SOURCE PASSAGE.
[Start]

Studio album by The Saints
- Released: 21 February 1977
- Recorded: June, December 1976
- Studios: Window Studios, Brisbane
- Genre: Punk rock
- Length: 34:33
- Labels: EMI (Australia) Harvest (original UK release) Sire (original US release) Captain Oi! (1999 UK CD release) 4 Men with Beards (2003 US LP reissue)
- Producers: Mark Moffatt, Rod Coe

The Saints chronology
|  | (I'm) Stranded (1977) | Eternally Yours (1978) |

Singles from (I'm) Stranded
- "(I'm) Stranded" Released: September 1976; "Erotic Neurotic" Released: May 1977;

= (I'm) Stranded =

(I'm) Stranded is the debut album by Australian punk rock group The Saints which was released by EMI on 21 February 1977. Their debut single, "(I'm) Stranded", was issued ahead of the album in September 1976, which Sounds magazine's reviewer, Jonh Ingham, declared was the "Single of this and every week". "Erotic Neurotic" was the second single, which was released in May 1977 and the group relocated to the United Kingdom.

In May 2001, Australasian Performing Right Association (APRA) celebrated its 75th anniversary and named "(I'm) Stranded" in its Top 30 Australian songs of all time. In 2007, 'I'm Stranded' was one of the first 20 songs added to the National Film and Sound Archive's Sounds of Australia registry. Their debut album was listed at No. 20 in the book, 100 Best Australian Albums, in October 2010.

[End]

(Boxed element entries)
[Start]

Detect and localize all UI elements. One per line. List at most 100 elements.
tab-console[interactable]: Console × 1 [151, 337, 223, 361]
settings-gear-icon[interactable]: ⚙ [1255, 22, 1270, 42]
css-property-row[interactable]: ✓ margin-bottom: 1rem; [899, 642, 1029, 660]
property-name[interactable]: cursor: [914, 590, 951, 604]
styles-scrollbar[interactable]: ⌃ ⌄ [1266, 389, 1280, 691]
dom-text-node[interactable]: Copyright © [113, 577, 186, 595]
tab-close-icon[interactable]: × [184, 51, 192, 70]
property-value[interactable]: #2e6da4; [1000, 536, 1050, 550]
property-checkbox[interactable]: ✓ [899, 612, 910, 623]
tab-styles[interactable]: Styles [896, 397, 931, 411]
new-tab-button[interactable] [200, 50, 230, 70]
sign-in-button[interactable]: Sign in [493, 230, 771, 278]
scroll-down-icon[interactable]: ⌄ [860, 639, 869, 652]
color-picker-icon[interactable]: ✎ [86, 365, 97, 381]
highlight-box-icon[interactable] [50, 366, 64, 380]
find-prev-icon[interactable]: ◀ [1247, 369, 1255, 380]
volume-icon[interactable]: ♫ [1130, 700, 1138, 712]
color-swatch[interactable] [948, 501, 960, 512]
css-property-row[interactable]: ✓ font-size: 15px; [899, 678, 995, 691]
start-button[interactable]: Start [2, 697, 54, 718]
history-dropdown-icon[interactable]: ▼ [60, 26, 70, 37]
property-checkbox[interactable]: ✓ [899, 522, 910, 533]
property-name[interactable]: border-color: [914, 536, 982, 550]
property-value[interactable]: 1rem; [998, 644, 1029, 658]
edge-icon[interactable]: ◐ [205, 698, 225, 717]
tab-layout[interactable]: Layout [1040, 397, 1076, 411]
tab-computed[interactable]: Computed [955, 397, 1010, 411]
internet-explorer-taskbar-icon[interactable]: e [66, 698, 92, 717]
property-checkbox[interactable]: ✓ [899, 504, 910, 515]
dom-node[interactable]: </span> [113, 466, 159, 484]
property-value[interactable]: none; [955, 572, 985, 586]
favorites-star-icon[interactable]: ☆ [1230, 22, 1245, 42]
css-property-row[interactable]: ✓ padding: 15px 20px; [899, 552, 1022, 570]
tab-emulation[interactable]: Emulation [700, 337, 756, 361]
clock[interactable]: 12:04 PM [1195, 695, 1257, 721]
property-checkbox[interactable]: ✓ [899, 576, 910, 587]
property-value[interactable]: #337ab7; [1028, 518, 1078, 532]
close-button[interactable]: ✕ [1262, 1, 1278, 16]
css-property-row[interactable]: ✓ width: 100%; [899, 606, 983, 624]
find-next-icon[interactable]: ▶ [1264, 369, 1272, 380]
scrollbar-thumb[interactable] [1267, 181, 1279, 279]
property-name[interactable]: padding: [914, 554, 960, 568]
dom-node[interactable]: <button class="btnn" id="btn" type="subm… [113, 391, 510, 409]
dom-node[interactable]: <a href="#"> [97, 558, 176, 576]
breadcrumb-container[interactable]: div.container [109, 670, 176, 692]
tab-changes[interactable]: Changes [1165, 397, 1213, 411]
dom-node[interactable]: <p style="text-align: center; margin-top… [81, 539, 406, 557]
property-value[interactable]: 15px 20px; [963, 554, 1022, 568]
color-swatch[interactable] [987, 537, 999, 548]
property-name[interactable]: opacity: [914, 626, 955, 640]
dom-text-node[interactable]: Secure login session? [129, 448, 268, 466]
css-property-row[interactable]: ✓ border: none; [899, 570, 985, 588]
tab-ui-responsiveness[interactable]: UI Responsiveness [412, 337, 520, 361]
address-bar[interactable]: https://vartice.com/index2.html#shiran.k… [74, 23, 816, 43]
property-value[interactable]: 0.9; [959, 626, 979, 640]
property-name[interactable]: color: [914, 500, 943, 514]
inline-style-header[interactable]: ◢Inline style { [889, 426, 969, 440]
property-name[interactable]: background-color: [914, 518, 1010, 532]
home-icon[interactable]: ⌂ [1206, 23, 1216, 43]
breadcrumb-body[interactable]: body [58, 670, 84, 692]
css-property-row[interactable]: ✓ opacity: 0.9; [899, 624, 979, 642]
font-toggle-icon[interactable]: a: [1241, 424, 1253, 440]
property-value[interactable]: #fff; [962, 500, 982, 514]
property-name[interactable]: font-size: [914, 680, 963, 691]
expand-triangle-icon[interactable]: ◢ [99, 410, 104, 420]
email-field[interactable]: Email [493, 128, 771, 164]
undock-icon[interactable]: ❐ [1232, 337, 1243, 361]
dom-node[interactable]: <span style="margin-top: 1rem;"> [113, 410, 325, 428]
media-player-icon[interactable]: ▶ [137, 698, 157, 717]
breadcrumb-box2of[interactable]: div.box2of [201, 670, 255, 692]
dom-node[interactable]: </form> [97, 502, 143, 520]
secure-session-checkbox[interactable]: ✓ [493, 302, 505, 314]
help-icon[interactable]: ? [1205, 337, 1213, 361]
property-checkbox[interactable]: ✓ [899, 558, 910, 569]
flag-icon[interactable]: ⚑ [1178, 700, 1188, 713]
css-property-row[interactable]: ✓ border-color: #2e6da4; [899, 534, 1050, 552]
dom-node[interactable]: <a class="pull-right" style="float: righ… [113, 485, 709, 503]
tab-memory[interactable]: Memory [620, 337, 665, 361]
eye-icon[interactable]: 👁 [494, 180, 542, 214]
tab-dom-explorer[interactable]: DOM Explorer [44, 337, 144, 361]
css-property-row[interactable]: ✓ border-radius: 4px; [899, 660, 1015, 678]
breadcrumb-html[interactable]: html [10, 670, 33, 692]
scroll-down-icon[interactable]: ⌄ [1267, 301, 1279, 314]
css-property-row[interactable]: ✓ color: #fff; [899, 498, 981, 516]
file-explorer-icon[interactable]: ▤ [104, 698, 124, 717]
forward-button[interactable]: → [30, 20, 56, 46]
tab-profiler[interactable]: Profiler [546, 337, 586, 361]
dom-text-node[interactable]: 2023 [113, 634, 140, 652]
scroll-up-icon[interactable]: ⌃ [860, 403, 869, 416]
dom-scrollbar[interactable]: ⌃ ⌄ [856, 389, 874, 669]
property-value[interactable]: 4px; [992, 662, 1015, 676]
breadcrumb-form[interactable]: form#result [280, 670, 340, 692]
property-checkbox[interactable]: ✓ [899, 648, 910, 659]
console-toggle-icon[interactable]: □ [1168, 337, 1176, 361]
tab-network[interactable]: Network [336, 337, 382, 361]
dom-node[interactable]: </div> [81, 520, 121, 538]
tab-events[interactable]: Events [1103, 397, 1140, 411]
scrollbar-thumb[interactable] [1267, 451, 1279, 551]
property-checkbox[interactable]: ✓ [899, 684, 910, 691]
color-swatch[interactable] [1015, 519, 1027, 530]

[End]

PROMPT A.
Which record labels does the (I'm) Stranded text list for the album's releases and reissues?
PROMPT B.
Answer these about the (I'm) Stranded text:
(i) In which studio was the album recorded?
(ii) Which Sounds magazine reviewer called the debut single the "Single of this and every week"?
(iii) At what position was the album listed in the book 100 Best Australian Albums?

PROBLEM SOLUTION A.
EMI (Australia), Harvest (original UK release), Sire (original US release), Captain Oi! (1999 UK CD release), 4 Men with Beards (2003 US LP reissue)

PROBLEM SOLUTION B.
(i) Window Studios, Brisbane
(ii) Jonh Ingham
(iii) No. 20